Data entries for graphics:
________________________
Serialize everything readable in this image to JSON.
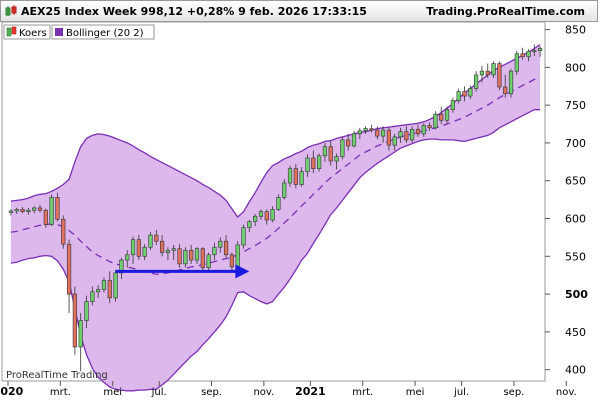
{
  "header": {
    "title": "AEX25 Index Week 998,12 +0,28% 9 feb. 2026 17:33:15",
    "brand": "Trading.ProRealTime.com"
  },
  "watermark": "ProRealTime Trading",
  "chart_data": {
    "type": "candlestick",
    "legend": [
      {
        "name": "Koers",
        "icon": "candlestick-icon"
      },
      {
        "name": "Bollinger (20 2)",
        "color": "#7b2fb3"
      }
    ],
    "legend_placement": "top-left",
    "grid": false,
    "ylim": [
      385,
      860
    ],
    "y_ticks": [
      400,
      450,
      500,
      550,
      600,
      650,
      700,
      750,
      800,
      850
    ],
    "y_highlight": 500,
    "x_ticks": [
      {
        "label": "2020",
        "bold": true,
        "week": 0
      },
      {
        "label": "mrt.",
        "bold": false,
        "week": 9
      },
      {
        "label": "mei",
        "bold": false,
        "week": 18
      },
      {
        "label": "jul.",
        "bold": false,
        "week": 26
      },
      {
        "label": "sep.",
        "bold": false,
        "week": 35
      },
      {
        "label": "nov.",
        "bold": false,
        "week": 44
      },
      {
        "label": "2021",
        "bold": true,
        "week": 52
      },
      {
        "label": "mrt.",
        "bold": false,
        "week": 61
      },
      {
        "label": "mei",
        "bold": false,
        "week": 70
      },
      {
        "label": "jul.",
        "bold": false,
        "week": 78
      },
      {
        "label": "sep.",
        "bold": false,
        "week": 87
      },
      {
        "label": "nov.",
        "bold": false,
        "week": 96
      }
    ],
    "colors": {
      "up": "#6fcf6f",
      "down": "#e07060",
      "band_fill": "#dcb8ec",
      "band_line": "#7b2fb3",
      "arrow": "#1a1adf"
    },
    "candles": [
      [
        608,
        612,
        604,
        610
      ],
      [
        610,
        614,
        606,
        612
      ],
      [
        612,
        615,
        607,
        609
      ],
      [
        609,
        614,
        605,
        611
      ],
      [
        611,
        616,
        607,
        614
      ],
      [
        614,
        618,
        608,
        611
      ],
      [
        611,
        613,
        588,
        592
      ],
      [
        592,
        632,
        590,
        628
      ],
      [
        628,
        634,
        596,
        599
      ],
      [
        599,
        604,
        560,
        566
      ],
      [
        566,
        572,
        475,
        500
      ],
      [
        500,
        510,
        420,
        430
      ],
      [
        430,
        475,
        398,
        465
      ],
      [
        465,
        498,
        455,
        490
      ],
      [
        490,
        510,
        485,
        503
      ],
      [
        503,
        512,
        495,
        506
      ],
      [
        506,
        522,
        502,
        518
      ],
      [
        518,
        530,
        488,
        495
      ],
      [
        495,
        532,
        490,
        528
      ],
      [
        528,
        548,
        520,
        545
      ],
      [
        545,
        558,
        535,
        552
      ],
      [
        552,
        576,
        540,
        572
      ],
      [
        572,
        578,
        545,
        550
      ],
      [
        550,
        566,
        545,
        562
      ],
      [
        562,
        582,
        558,
        578
      ],
      [
        578,
        585,
        565,
        570
      ],
      [
        570,
        578,
        550,
        555
      ],
      [
        555,
        562,
        545,
        558
      ],
      [
        558,
        565,
        545,
        560
      ],
      [
        560,
        566,
        535,
        540
      ],
      [
        540,
        562,
        535,
        558
      ],
      [
        558,
        565,
        540,
        545
      ],
      [
        545,
        562,
        540,
        560
      ],
      [
        560,
        562,
        530,
        535
      ],
      [
        535,
        555,
        530,
        552
      ],
      [
        552,
        568,
        545,
        562
      ],
      [
        562,
        575,
        555,
        570
      ],
      [
        570,
        578,
        548,
        552
      ],
      [
        552,
        555,
        528,
        536
      ],
      [
        536,
        570,
        532,
        565
      ],
      [
        565,
        592,
        560,
        588
      ],
      [
        588,
        598,
        582,
        596
      ],
      [
        596,
        606,
        590,
        603
      ],
      [
        603,
        612,
        598,
        609
      ],
      [
        609,
        612,
        592,
        598
      ],
      [
        598,
        616,
        595,
        612
      ],
      [
        612,
        632,
        610,
        628
      ],
      [
        628,
        652,
        625,
        647
      ],
      [
        647,
        670,
        642,
        666
      ],
      [
        666,
        672,
        640,
        645
      ],
      [
        645,
        668,
        642,
        662
      ],
      [
        662,
        685,
        655,
        680
      ],
      [
        680,
        690,
        660,
        666
      ],
      [
        666,
        686,
        662,
        683
      ],
      [
        683,
        700,
        675,
        695
      ],
      [
        695,
        702,
        670,
        676
      ],
      [
        676,
        686,
        665,
        682
      ],
      [
        682,
        708,
        678,
        704
      ],
      [
        704,
        712,
        690,
        696
      ],
      [
        696,
        716,
        694,
        712
      ],
      [
        712,
        720,
        705,
        716
      ],
      [
        716,
        722,
        712,
        719
      ],
      [
        719,
        724,
        714,
        717
      ],
      [
        717,
        722,
        705,
        709
      ],
      [
        709,
        722,
        700,
        717
      ],
      [
        717,
        720,
        690,
        697
      ],
      [
        697,
        712,
        690,
        708
      ],
      [
        708,
        720,
        700,
        715
      ],
      [
        715,
        722,
        700,
        704
      ],
      [
        704,
        722,
        700,
        718
      ],
      [
        718,
        724,
        708,
        712
      ],
      [
        712,
        726,
        708,
        723
      ],
      [
        723,
        727,
        716,
        720
      ],
      [
        720,
        742,
        718,
        738
      ],
      [
        738,
        748,
        725,
        730
      ],
      [
        730,
        748,
        726,
        744
      ],
      [
        744,
        760,
        740,
        756
      ],
      [
        756,
        772,
        752,
        768
      ],
      [
        768,
        775,
        755,
        762
      ],
      [
        762,
        776,
        758,
        772
      ],
      [
        772,
        795,
        768,
        790
      ],
      [
        790,
        802,
        780,
        795
      ],
      [
        795,
        805,
        786,
        790
      ],
      [
        790,
        808,
        786,
        805
      ],
      [
        805,
        808,
        770,
        774
      ],
      [
        774,
        790,
        760,
        765
      ],
      [
        765,
        798,
        760,
        795
      ],
      [
        795,
        822,
        790,
        818
      ],
      [
        818,
        826,
        810,
        814
      ],
      [
        814,
        824,
        808,
        821
      ],
      [
        821,
        830,
        815,
        822
      ],
      [
        822,
        828,
        814,
        825
      ]
    ],
    "band_upper": [
      623,
      624,
      625,
      627,
      630,
      632,
      633,
      636,
      640,
      645,
      652,
      675,
      695,
      706,
      710,
      712,
      711,
      709,
      706,
      703,
      700,
      696,
      691,
      687,
      682,
      678,
      674,
      670,
      666,
      662,
      658,
      654,
      650,
      645,
      641,
      636,
      631,
      624,
      613,
      602,
      609,
      622,
      634,
      648,
      661,
      670,
      674,
      679,
      682,
      686,
      689,
      694,
      697,
      699,
      702,
      703,
      706,
      708,
      710,
      712,
      714,
      715,
      717,
      719,
      720,
      721,
      722,
      723,
      724,
      725,
      726,
      728,
      731,
      735,
      740,
      746,
      752,
      759,
      766,
      772,
      778,
      784,
      790,
      796,
      800,
      804,
      808,
      812,
      816,
      820,
      825,
      830
    ],
    "band_mid": [
      582,
      583,
      585,
      587,
      589,
      591,
      592,
      593,
      592,
      589,
      584,
      578,
      570,
      563,
      556,
      551,
      547,
      543,
      540,
      538,
      536,
      534,
      532,
      530,
      528,
      526,
      527,
      528,
      530,
      532,
      534,
      536,
      537,
      539,
      541,
      543,
      545,
      547,
      549,
      552,
      556,
      560,
      564,
      569,
      574,
      580,
      587,
      594,
      601,
      609,
      617,
      624,
      632,
      639,
      647,
      654,
      660,
      666,
      672,
      678,
      684,
      688,
      692,
      696,
      699,
      702,
      705,
      708,
      710,
      712,
      714,
      716,
      718,
      720,
      722,
      725,
      728,
      731,
      734,
      738,
      742,
      746,
      750,
      755,
      760,
      764,
      768,
      772,
      776,
      780,
      784,
      787
    ],
    "band_lower": [
      541,
      542,
      545,
      547,
      548,
      550,
      551,
      550,
      544,
      533,
      516,
      481,
      445,
      420,
      402,
      390,
      383,
      377,
      374,
      373,
      372,
      372,
      373,
      373,
      374,
      374,
      380,
      386,
      394,
      402,
      410,
      418,
      424,
      433,
      441,
      450,
      459,
      470,
      485,
      502,
      503,
      498,
      494,
      490,
      487,
      490,
      500,
      509,
      520,
      532,
      545,
      554,
      567,
      579,
      592,
      605,
      614,
      624,
      634,
      644,
      654,
      661,
      667,
      673,
      678,
      683,
      688,
      693,
      696,
      699,
      702,
      704,
      705,
      705,
      704,
      704,
      704,
      703,
      702,
      704,
      706,
      708,
      710,
      714,
      720,
      724,
      728,
      732,
      736,
      740,
      744,
      744
    ],
    "arrow": {
      "from": {
        "week": 18,
        "value": 530
      },
      "to": {
        "week": 41,
        "value": 530
      }
    }
  }
}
________________________
Requirements: Find each line in the records holding the string "ProRealTime" and show it.

Response below:
    "brand": "Trading.ProRealTime.com"
  "watermark": "ProRealTime Trading",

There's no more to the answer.